◆ Written task:
Count the lines below that contain the word "Mekaniska". Give only the number.

------------------------------------------------------------------------

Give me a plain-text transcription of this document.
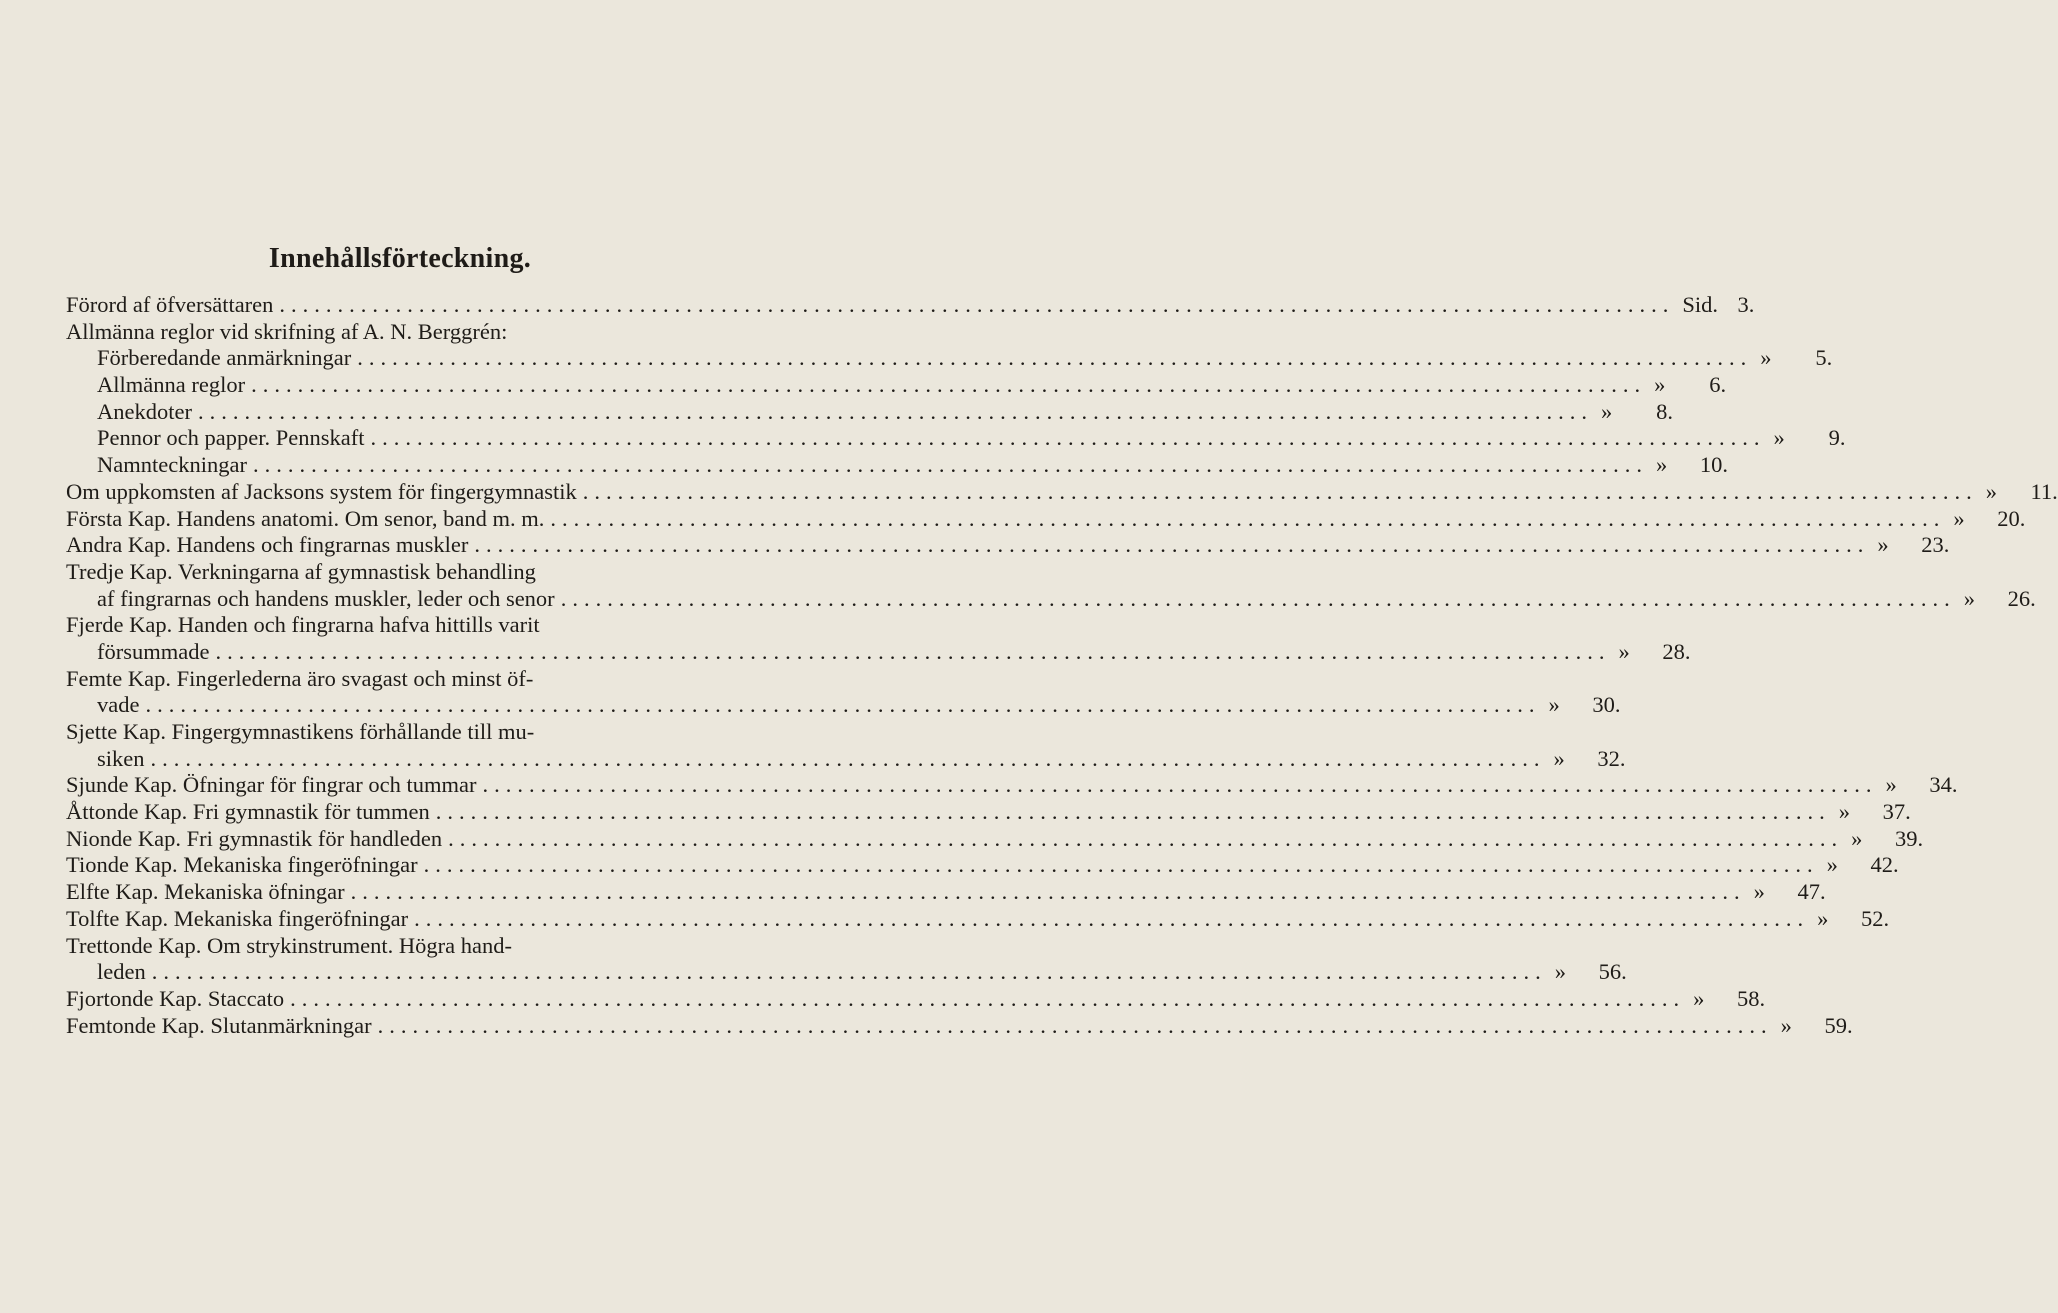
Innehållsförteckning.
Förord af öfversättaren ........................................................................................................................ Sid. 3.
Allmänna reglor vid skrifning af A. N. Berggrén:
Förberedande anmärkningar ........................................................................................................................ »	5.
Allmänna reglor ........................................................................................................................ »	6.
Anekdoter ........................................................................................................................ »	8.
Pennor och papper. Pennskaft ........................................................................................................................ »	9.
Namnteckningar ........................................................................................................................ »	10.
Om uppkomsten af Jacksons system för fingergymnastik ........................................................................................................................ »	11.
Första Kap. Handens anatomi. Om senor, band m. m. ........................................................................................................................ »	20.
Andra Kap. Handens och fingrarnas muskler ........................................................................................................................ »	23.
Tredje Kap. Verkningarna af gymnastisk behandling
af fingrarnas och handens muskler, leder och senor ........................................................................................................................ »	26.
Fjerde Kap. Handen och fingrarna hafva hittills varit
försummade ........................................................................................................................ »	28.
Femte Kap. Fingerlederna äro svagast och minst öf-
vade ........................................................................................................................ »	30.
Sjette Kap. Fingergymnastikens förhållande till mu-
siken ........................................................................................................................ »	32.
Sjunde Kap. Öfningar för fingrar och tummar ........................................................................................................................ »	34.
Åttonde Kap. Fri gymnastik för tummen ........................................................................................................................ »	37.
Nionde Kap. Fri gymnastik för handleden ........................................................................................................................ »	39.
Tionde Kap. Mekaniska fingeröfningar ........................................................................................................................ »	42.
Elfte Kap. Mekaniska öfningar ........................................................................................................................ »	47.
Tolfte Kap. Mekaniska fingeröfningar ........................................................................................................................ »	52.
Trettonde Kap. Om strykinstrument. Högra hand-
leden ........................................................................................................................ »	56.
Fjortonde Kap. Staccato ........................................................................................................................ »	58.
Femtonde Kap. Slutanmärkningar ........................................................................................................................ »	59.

------------------------------------------------------------------------

◆ Complete response:
3